──────── Data lines ────────

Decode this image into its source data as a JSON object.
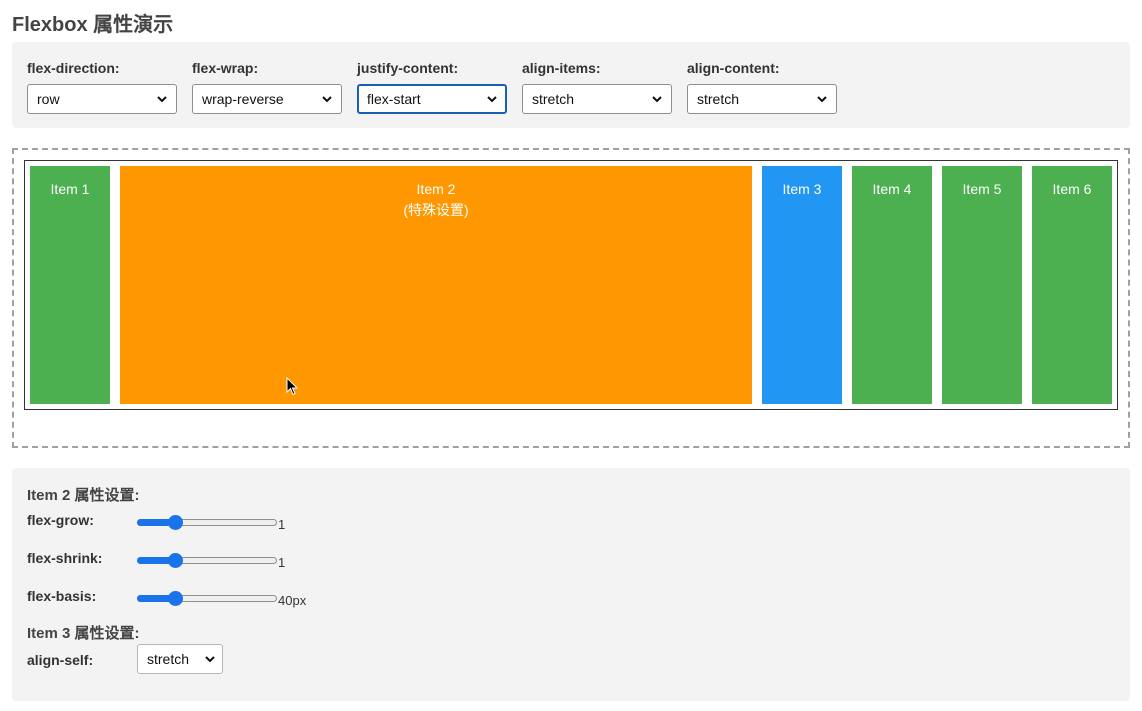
{
  "page": {
    "title": "Flexbox 属性演示"
  },
  "controls": [
    {
      "label": "flex-direction:",
      "value": "row"
    },
    {
      "label": "flex-wrap:",
      "value": "wrap-reverse"
    },
    {
      "label": "justify-content:",
      "value": "flex-start"
    },
    {
      "label": "align-items:",
      "value": "stretch"
    },
    {
      "label": "align-content:",
      "value": "stretch"
    }
  ],
  "items": [
    {
      "label": "Item 1",
      "sub": "",
      "color": "#4caf50"
    },
    {
      "label": "Item 2",
      "sub": "(特殊设置)",
      "color": "#ff9800"
    },
    {
      "label": "Item 3",
      "sub": "",
      "color": "#2196f3"
    },
    {
      "label": "Item 4",
      "sub": "",
      "color": "#4caf50"
    },
    {
      "label": "Item 5",
      "sub": "",
      "color": "#4caf50"
    },
    {
      "label": "Item 6",
      "sub": "",
      "color": "#4caf50"
    }
  ],
  "item2_settings": {
    "heading": "Item 2 属性设置:",
    "flex_grow": {
      "label": "flex-grow:",
      "value": "1",
      "fraction": 0.25
    },
    "flex_shrink": {
      "label": "flex-shrink:",
      "value": "1",
      "fraction": 0.25
    },
    "flex_basis": {
      "label": "flex-basis:",
      "value": "40px",
      "fraction": 0.25
    }
  },
  "item3_settings": {
    "heading": "Item 3 属性设置:",
    "align_self": {
      "label": "align-self:",
      "value": "stretch"
    }
  },
  "colors": {
    "green": "#4caf50",
    "orange": "#ff9800",
    "blue": "#2196f3",
    "accent": "#1a73e8",
    "focus": "#1a5fb4"
  }
}
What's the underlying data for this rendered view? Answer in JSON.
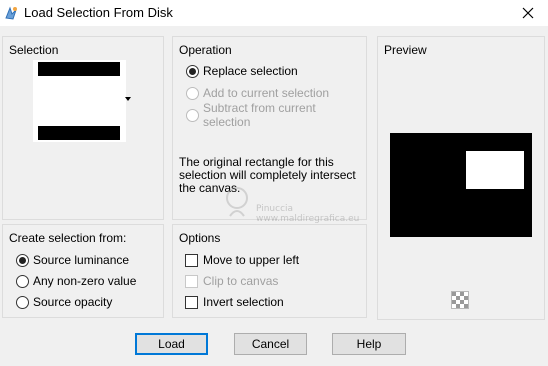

────────

(Instruction) Strip out the pictures and quote the remaining data word for word.

(Exercise result)
Decode this image into its source data as a JSON object.
{
  "page": {
    "title": "Flexbox 属性演示"
  },
  "controls": [
    {
      "label": "flex-direction:",
      "value": "row"
    },
    {
      "label": "flex-wrap:",
      "value": "wrap-reverse"
    },
    {
      "label": "justify-content:",
      "value": "flex-start"
    },
    {
      "label": "align-items:",
      "value": "stretch"
    },
    {
      "label": "align-content:",
      "value": "stretch"
    }
  ],
  "items": [
    {
      "label": "Item 1",
      "sub": "",
      "color": "#4caf50"
    },
    {
      "label": "Item 2",
      "sub": "(特殊设置)",
      "color": "#ff9800"
    },
    {
      "label": "Item 3",
      "sub": "",
      "color": "#2196f3"
    },
    {
      "label": "Item 4",
      "sub": "",
      "color": "#4caf50"
    },
    {
      "label": "Item 5",
      "sub": "",
      "color": "#4caf50"
    },
    {
      "label": "Item 6",
      "sub": "",
      "color": "#4caf50"
    }
  ],
  "item2_settings": {
    "heading": "Item 2 属性设置:",
    "flex_grow": {
      "label": "flex-grow:",
      "value": "1",
      "fraction": 0.25
    },
    "flex_shrink": {
      "label": "flex-shrink:",
      "value": "1",
      "fraction": 0.25
    },
    "flex_basis": {
      "label": "flex-basis:",
      "value": "40px",
      "fraction": 0.25
    }
  },
  "item3_settings": {
    "heading": "Item 3 属性设置:",
    "align_self": {
      "label": "align-self:",
      "value": "stretch"
    }
  },
  "colors": {
    "green": "#4caf50",
    "orange": "#ff9800",
    "blue": "#2196f3",
    "accent": "#1a73e8",
    "focus": "#1a5fb4"
  }
}
What's the underlying data for this rendered view? Answer in JSON.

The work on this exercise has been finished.